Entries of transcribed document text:
<<<<

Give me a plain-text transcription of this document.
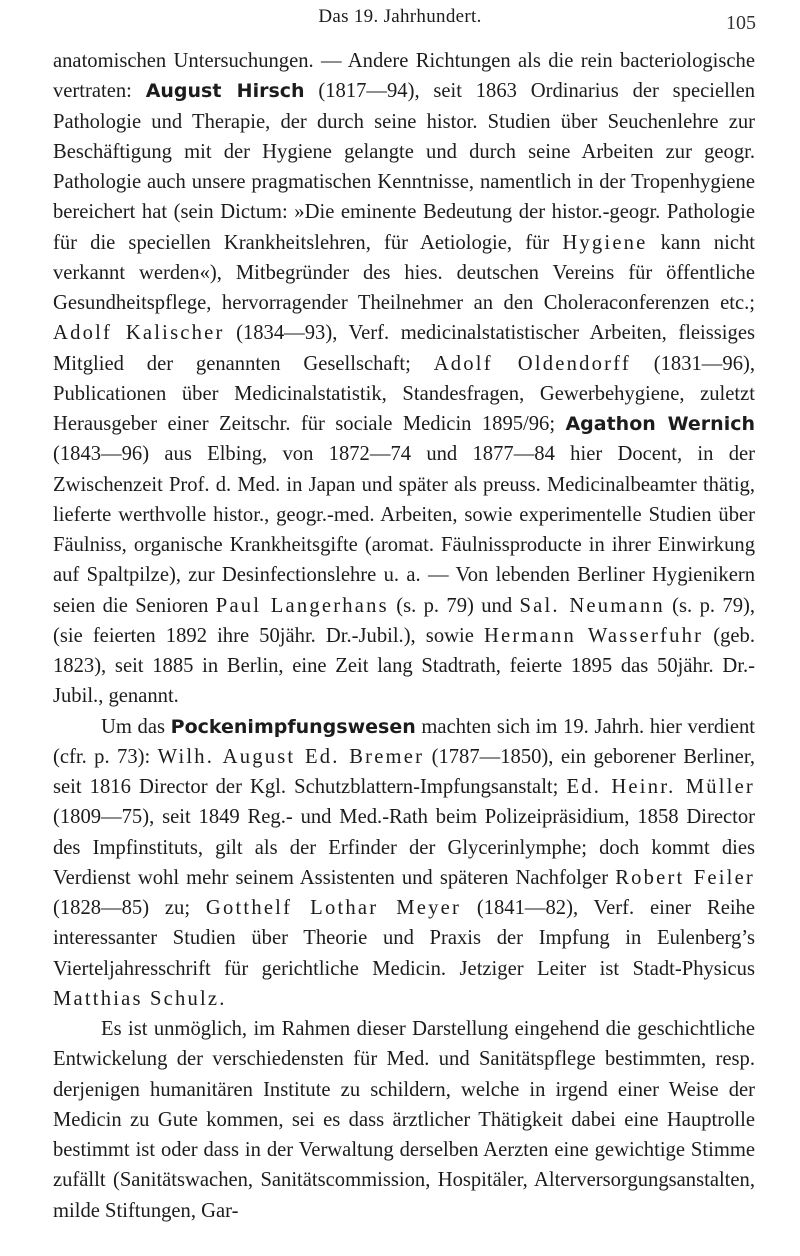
Das 19. Jahrhundert.	105

anatomischen Untersuchungen. — Andere Richtungen als die rein bacteriologische vertraten: August Hirsch (1817—94), seit 1863 Ordinarius der speciellen Pathologie und Therapie, der durch seine histor. Studien über Seuchenlehre zur Beschäftigung mit der Hygiene gelangte und durch seine Arbeiten zur geogr. Pathologie auch unsere pragmatischen Kenntnisse, namentlich in der Tropenhygiene bereichert hat (sein Dictum: »Die eminente Bedeutung der histor.-geogr. Pathologie für die speciellen Krankheitslehren, für Aetiologie, für Hygiene kann nicht verkannt werden«), Mitbegründer des hies. deutschen Vereins für öffentliche Gesundheitspflege, hervorragender Theilnehmer an den Choleraconferenzen etc.; Adolf Kalischer (1834—93), Verf. medicinalstatistischer Arbeiten, fleissiges Mitglied der genannten Gesellschaft; Adolf Oldendorff (1831—96), Publicationen über Medicinalstatistik, Standesfragen, Gewerbehygiene, zuletzt Herausgeber einer Zeitschr. für sociale Medicin 1895/96; Agathon Wernich (1843—96) aus Elbing, von 1872—74 und 1877—84 hier Docent, in der Zwischenzeit Prof. d. Med. in Japan und später als preuss. Medicinalbeamter thätig, lieferte werthvolle histor., geogr.-med. Arbeiten, sowie experimentelle Studien über Fäulniss, organische Krankheitsgifte (aromat. Fäulnissproducte in ihrer Einwirkung auf Spaltpilze), zur Desinfectionslehre u. a. — Von lebenden Berliner Hygienikern seien die Senioren Paul Langerhans (s. p. 79) und Sal. Neumann (s. p. 79), (sie feierten 1892 ihre 50jähr. Dr.-Jubil.), sowie Hermann Wasserfuhr (geb. 1823), seit 1885 in Berlin, eine Zeit lang Stadtrath, feierte 1895 das 50jähr. Dr.-Jubil., genannt.

Um das Pockenimpfungswesen machten sich im 19. Jahrh. hier verdient (cfr. p. 73): Wilh. August Ed. Bremer (1787—1850), ein geborener Berliner, seit 1816 Director der Kgl. Schutzblattern-Impfungsanstalt; Ed. Heinr. Müller (1809—75), seit 1849 Reg.- und Med.-Rath beim Polizeipräsidium, 1858 Director des Impfinstituts, gilt als der Erfinder der Glycerinlymphe; doch kommt dies Verdienst wohl mehr seinem Assistenten und späteren Nachfolger Robert Feiler (1828—85) zu; Gotthelf Lothar Meyer (1841—82), Verf. einer Reihe interessanter Studien über Theorie und Praxis der Impfung in Eulenberg’s Vierteljahresschrift für gerichtliche Medicin. Jetziger Leiter ist Stadt-Physicus Matthias Schulz.

Es ist unmöglich, im Rahmen dieser Darstellung eingehend die geschichtliche Entwickelung der verschiedensten für Med. und Sanitätspflege bestimmten, resp. derjenigen humanitären Institute zu schildern, welche in irgend einer Weise der Medicin zu Gute kommen, sei es dass ärztlicher Thätigkeit dabei eine Hauptrolle bestimmt ist oder dass in der Verwaltung derselben Aerzten eine gewichtige Stimme zufällt (Sanitätswachen, Sanitätscommission, Hospitäler, Alterversorgungsanstalten, milde Stiftungen, Gar-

>>>>

Exercise objective: Before copying the data, remove the pictures. Then repeat the rest exactly.

Output below:
Give me a plain-text transcription of this document.
Das 19. Jahrhundert.	105

anatomischen Untersuchungen. — Andere Richtungen als die rein bacteriologische vertraten: August Hirsch (1817—94), seit 1863 Ordinarius der speciellen Pathologie und Therapie, der durch seine histor. Studien über Seuchenlehre zur Beschäftigung mit der Hygiene gelangte und durch seine Arbeiten zur geogr. Pathologie auch unsere pragmatischen Kenntnisse, namentlich in der Tropenhygiene bereichert hat (sein Dictum: »Die eminente Bedeutung der histor.-geogr. Pathologie für die speciellen Krankheitslehren, für Aetiologie, für Hygiene kann nicht verkannt werden«), Mitbegründer des hies. deutschen Vereins für öffentliche Gesundheitspflege, hervorragender Theilnehmer an den Choleraconferenzen etc.; Adolf Kalischer (1834—93), Verf. medicinalstatistischer Arbeiten, fleissiges Mitglied der genannten Gesellschaft; Adolf Oldendorff (1831—96), Publicationen über Medicinalstatistik, Standesfragen, Gewerbehygiene, zuletzt Herausgeber einer Zeitschr. für sociale Medicin 1895/96; Agathon Wernich (1843—96) aus Elbing, von 1872—74 und 1877—84 hier Docent, in der Zwischenzeit Prof. d. Med. in Japan und später als preuss. Medicinalbeamter thätig, lieferte werthvolle histor., geogr.-med. Arbeiten, sowie experimentelle Studien über Fäulniss, organische Krankheitsgifte (aromat. Fäulnissproducte in ihrer Einwirkung auf Spaltpilze), zur Desinfectionslehre u. a. — Von lebenden Berliner Hygienikern seien die Senioren Paul Langerhans (s. p. 79) und Sal. Neumann (s. p. 79), (sie feierten 1892 ihre 50jähr. Dr.-Jubil.), sowie Hermann Wasserfuhr (geb. 1823), seit 1885 in Berlin, eine Zeit lang Stadtrath, feierte 1895 das 50jähr. Dr.-Jubil., genannt.

Um das Pockenimpfungswesen machten sich im 19. Jahrh. hier verdient (cfr. p. 73): Wilh. August Ed. Bremer (1787—1850), ein geborener Berliner, seit 1816 Director der Kgl. Schutzblattern-Impfungsanstalt; Ed. Heinr. Müller (1809—75), seit 1849 Reg.- und Med.-Rath beim Polizeipräsidium, 1858 Director des Impfinstituts, gilt als der Erfinder der Glycerinlymphe; doch kommt dies Verdienst wohl mehr seinem Assistenten und späteren Nachfolger Robert Feiler (1828—85) zu; Gotthelf Lothar Meyer (1841—82), Verf. einer Reihe interessanter Studien über Theorie und Praxis der Impfung in Eulenberg’s Vierteljahresschrift für gerichtliche Medicin. Jetziger Leiter ist Stadt-Physicus Matthias Schulz.

Es ist unmöglich, im Rahmen dieser Darstellung eingehend die geschichtliche Entwickelung der verschiedensten für Med. und Sanitätspflege bestimmten, resp. derjenigen humanitären Institute zu schildern, welche in irgend einer Weise der Medicin zu Gute kommen, sei es dass ärztlicher Thätigkeit dabei eine Hauptrolle bestimmt ist oder dass in der Verwaltung derselben Aerzten eine gewichtige Stimme zufällt (Sanitätswachen, Sanitätscommission, Hospitäler, Alterversorgungsanstalten, milde Stiftungen, Gar-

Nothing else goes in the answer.